— Start of Record extracts —

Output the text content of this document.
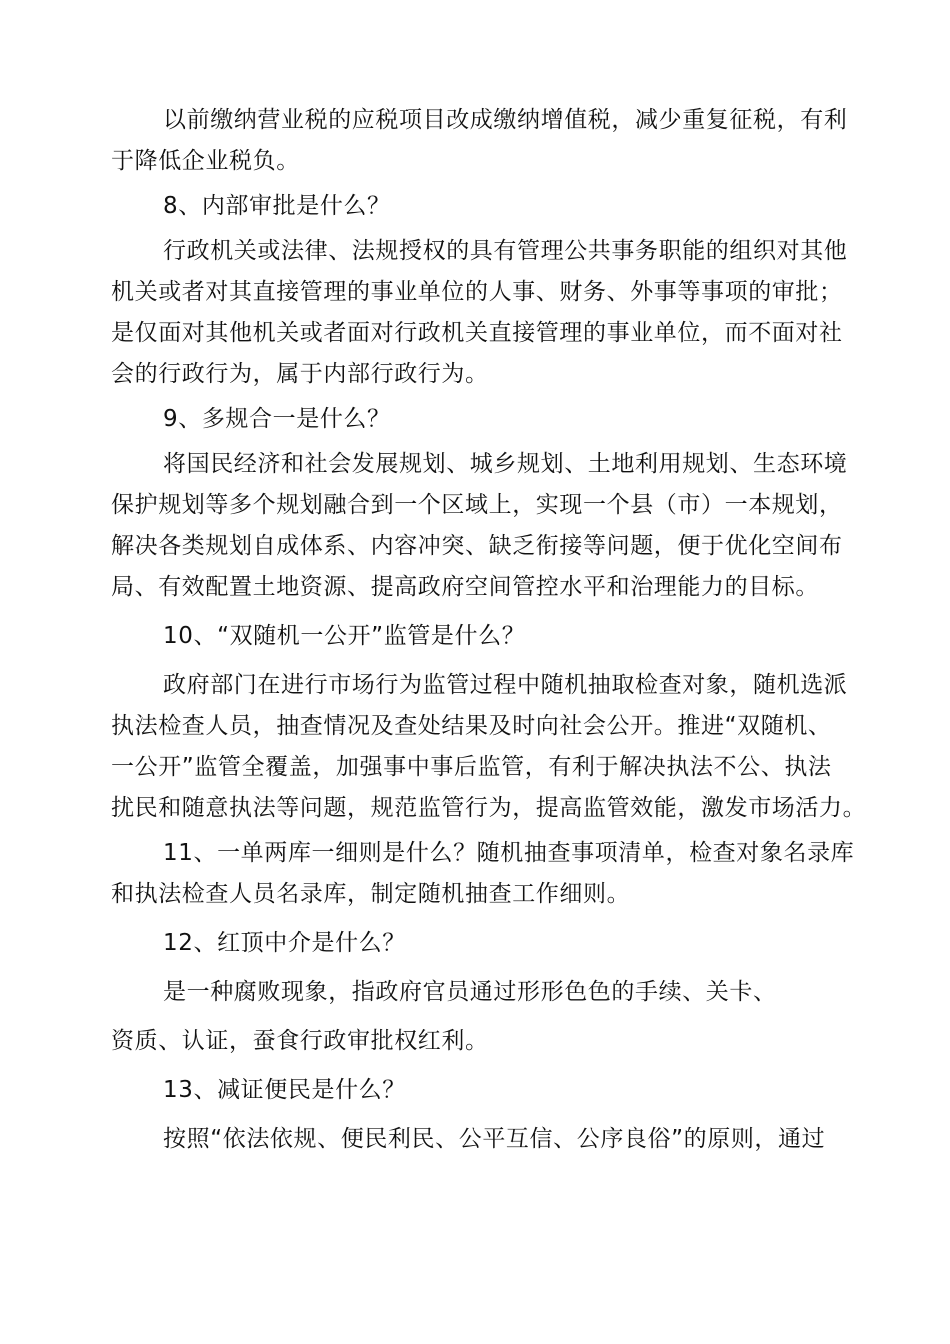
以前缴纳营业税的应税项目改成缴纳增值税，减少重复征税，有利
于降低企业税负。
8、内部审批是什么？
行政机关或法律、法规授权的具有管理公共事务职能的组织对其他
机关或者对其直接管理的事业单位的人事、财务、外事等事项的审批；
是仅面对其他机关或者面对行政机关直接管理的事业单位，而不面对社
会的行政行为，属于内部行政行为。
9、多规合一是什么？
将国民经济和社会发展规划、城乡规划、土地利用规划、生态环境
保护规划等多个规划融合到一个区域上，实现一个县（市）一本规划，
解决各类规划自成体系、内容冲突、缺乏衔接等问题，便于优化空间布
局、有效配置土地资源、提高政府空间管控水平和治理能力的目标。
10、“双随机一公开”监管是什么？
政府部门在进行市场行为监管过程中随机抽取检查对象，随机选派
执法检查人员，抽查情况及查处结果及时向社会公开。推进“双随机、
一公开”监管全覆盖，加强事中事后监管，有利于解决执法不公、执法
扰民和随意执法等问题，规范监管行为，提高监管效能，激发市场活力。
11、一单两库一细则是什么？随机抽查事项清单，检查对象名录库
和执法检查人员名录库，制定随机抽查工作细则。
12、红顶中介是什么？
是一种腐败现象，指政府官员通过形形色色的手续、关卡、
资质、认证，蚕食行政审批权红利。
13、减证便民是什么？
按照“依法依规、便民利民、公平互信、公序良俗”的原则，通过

— End of Record extracts —

What is being asked: Write out every entry again word for word, without any of the pictures.

Solution to this problem:
Output the text content of this document.
以前缴纳营业税的应税项目改成缴纳增值税，减少重复征税，有利
于降低企业税负。
8、内部审批是什么？
行政机关或法律、法规授权的具有管理公共事务职能的组织对其他
机关或者对其直接管理的事业单位的人事、财务、外事等事项的审批；
是仅面对其他机关或者面对行政机关直接管理的事业单位，而不面对社
会的行政行为，属于内部行政行为。
9、多规合一是什么？
将国民经济和社会发展规划、城乡规划、土地利用规划、生态环境
保护规划等多个规划融合到一个区域上，实现一个县（市）一本规划，
解决各类规划自成体系、内容冲突、缺乏衔接等问题，便于优化空间布
局、有效配置土地资源、提高政府空间管控水平和治理能力的目标。
10、“双随机一公开”监管是什么？
政府部门在进行市场行为监管过程中随机抽取检查对象，随机选派
执法检查人员，抽查情况及查处结果及时向社会公开。推进“双随机、
一公开”监管全覆盖，加强事中事后监管，有利于解决执法不公、执法
扰民和随意执法等问题，规范监管行为，提高监管效能，激发市场活力。
11、一单两库一细则是什么？随机抽查事项清单，检查对象名录库
和执法检查人员名录库，制定随机抽查工作细则。
12、红顶中介是什么？
是一种腐败现象，指政府官员通过形形色色的手续、关卡、
资质、认证，蚕食行政审批权红利。
13、减证便民是什么？
按照“依法依规、便民利民、公平互信、公序良俗”的原则，通过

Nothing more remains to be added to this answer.